(Lines of data)

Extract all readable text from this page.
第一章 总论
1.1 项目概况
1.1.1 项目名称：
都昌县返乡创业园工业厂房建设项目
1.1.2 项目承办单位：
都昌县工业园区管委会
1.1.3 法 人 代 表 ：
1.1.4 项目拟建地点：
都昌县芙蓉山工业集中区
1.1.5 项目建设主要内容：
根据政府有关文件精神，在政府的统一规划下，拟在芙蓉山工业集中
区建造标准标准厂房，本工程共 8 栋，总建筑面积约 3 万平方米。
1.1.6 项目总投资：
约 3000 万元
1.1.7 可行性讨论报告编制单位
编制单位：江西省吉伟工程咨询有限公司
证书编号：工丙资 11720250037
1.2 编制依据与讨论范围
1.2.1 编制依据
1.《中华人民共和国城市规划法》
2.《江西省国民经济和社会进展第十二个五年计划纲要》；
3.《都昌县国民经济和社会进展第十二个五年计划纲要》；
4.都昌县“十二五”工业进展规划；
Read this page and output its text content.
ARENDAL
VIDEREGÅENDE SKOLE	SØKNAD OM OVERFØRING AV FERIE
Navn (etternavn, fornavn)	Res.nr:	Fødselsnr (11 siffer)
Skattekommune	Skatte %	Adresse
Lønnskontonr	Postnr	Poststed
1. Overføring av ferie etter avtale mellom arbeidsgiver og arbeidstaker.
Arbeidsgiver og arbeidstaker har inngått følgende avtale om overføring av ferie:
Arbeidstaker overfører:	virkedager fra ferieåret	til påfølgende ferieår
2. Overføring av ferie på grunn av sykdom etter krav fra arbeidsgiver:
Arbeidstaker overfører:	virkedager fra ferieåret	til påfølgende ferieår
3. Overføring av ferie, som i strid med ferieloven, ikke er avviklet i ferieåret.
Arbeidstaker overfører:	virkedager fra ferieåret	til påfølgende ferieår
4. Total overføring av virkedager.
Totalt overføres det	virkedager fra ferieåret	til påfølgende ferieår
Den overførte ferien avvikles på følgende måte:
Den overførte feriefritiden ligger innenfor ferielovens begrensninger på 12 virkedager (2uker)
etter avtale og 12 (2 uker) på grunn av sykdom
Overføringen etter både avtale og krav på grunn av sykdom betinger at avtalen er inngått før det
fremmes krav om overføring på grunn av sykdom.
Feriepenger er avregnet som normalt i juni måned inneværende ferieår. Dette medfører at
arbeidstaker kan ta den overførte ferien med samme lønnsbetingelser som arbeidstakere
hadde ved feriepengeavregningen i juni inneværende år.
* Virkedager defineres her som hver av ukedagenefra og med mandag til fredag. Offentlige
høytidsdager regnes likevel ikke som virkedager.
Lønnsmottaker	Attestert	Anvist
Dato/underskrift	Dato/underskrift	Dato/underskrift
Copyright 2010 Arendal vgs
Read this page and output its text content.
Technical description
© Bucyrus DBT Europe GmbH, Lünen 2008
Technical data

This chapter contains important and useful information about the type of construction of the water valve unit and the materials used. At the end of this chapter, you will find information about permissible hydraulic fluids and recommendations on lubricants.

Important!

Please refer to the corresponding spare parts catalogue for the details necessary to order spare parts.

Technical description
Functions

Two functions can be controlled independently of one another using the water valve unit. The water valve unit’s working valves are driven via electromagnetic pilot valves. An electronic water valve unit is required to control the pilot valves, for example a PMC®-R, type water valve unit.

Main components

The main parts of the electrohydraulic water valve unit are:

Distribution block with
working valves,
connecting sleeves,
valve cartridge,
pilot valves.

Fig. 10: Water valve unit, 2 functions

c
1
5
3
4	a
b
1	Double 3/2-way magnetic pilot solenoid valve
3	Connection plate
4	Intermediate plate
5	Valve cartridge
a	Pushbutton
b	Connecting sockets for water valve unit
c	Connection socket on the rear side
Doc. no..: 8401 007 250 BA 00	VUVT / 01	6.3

> **Written request**
Please reproduce all of the entries exactly as they stand.

> **Solution to this problem**
Extract all readable text from this page.
第一章 总论
1.1 项目概况
1.1.1 项目名称：
都昌县返乡创业园工业厂房建设项目
1.1.2 项目承办单位：
都昌县工业园区管委会
1.1.3 法 人 代 表 ：
1.1.4 项目拟建地点：
都昌县芙蓉山工业集中区
1.1.5 项目建设主要内容：
根据政府有关文件精神，在政府的统一规划下，拟在芙蓉山工业集中
区建造标准标准厂房，本工程共 8 栋，总建筑面积约 3 万平方米。
1.1.6 项目总投资：
约 3000 万元
1.1.7 可行性讨论报告编制单位
编制单位：江西省吉伟工程咨询有限公司
证书编号：工丙资 11720250037
1.2 编制依据与讨论范围
1.2.1 编制依据
1.《中华人民共和国城市规划法》
2.《江西省国民经济和社会进展第十二个五年计划纲要》；
3.《都昌县国民经济和社会进展第十二个五年计划纲要》；
4.都昌县“十二五”工业进展规划；
Read this page and output its text content.
ARENDAL
VIDEREGÅENDE SKOLE	SØKNAD OM OVERFØRING AV FERIE
Navn (etternavn, fornavn)	Res.nr:	Fødselsnr (11 siffer)
Skattekommune	Skatte %	Adresse
Lønnskontonr	Postnr	Poststed
1. Overføring av ferie etter avtale mellom arbeidsgiver og arbeidstaker.
Arbeidsgiver og arbeidstaker har inngått følgende avtale om overføring av ferie:
Arbeidstaker overfører:	virkedager fra ferieåret	til påfølgende ferieår
2. Overføring av ferie på grunn av sykdom etter krav fra arbeidsgiver:
Arbeidstaker overfører:	virkedager fra ferieåret	til påfølgende ferieår
3. Overføring av ferie, som i strid med ferieloven, ikke er avviklet i ferieåret.
Arbeidstaker overfører:	virkedager fra ferieåret	til påfølgende ferieår
4. Total overføring av virkedager.
Totalt overføres det	virkedager fra ferieåret	til påfølgende ferieår
Den overførte ferien avvikles på følgende måte:
Den overførte feriefritiden ligger innenfor ferielovens begrensninger på 12 virkedager (2uker)
etter avtale og 12 (2 uker) på grunn av sykdom
Overføringen etter både avtale og krav på grunn av sykdom betinger at avtalen er inngått før det
fremmes krav om overføring på grunn av sykdom.
Feriepenger er avregnet som normalt i juni måned inneværende ferieår. Dette medfører at
arbeidstaker kan ta den overførte ferien med samme lønnsbetingelser som arbeidstakere
hadde ved feriepengeavregningen i juni inneværende år.
* Virkedager defineres her som hver av ukedagenefra og med mandag til fredag. Offentlige
høytidsdager regnes likevel ikke som virkedager.
Lønnsmottaker	Attestert	Anvist
Dato/underskrift	Dato/underskrift	Dato/underskrift
Copyright 2010 Arendal vgs
Read this page and output its text content.
Technical description
© Bucyrus DBT Europe GmbH, Lünen 2008
Technical data

This chapter contains important and useful information about the type of construction of the water valve unit and the materials used. At the end of this chapter, you will find information about permissible hydraulic fluids and recommendations on lubricants.

Important!

Please refer to the corresponding spare parts catalogue for the details necessary to order spare parts.

Technical description
Functions

Two functions can be controlled independently of one another using the water valve unit. The water valve unit’s working valves are driven via electromagnetic pilot valves. An electronic water valve unit is required to control the pilot valves, for example a PMC®-R, type water valve unit.

Main components

The main parts of the electrohydraulic water valve unit are:

Distribution block with
working valves,
connecting sleeves,
valve cartridge,
pilot valves.

Fig. 10: Water valve unit, 2 functions

c
1
5
3
4	a
b
1	Double 3/2-way magnetic pilot solenoid valve
3	Connection plate
4	Intermediate plate
5	Valve cartridge
a	Pushbutton
b	Connecting sockets for water valve unit
c	Connection socket on the rear side
Doc. no..: 8401 007 250 BA 00	VUVT / 01	6.3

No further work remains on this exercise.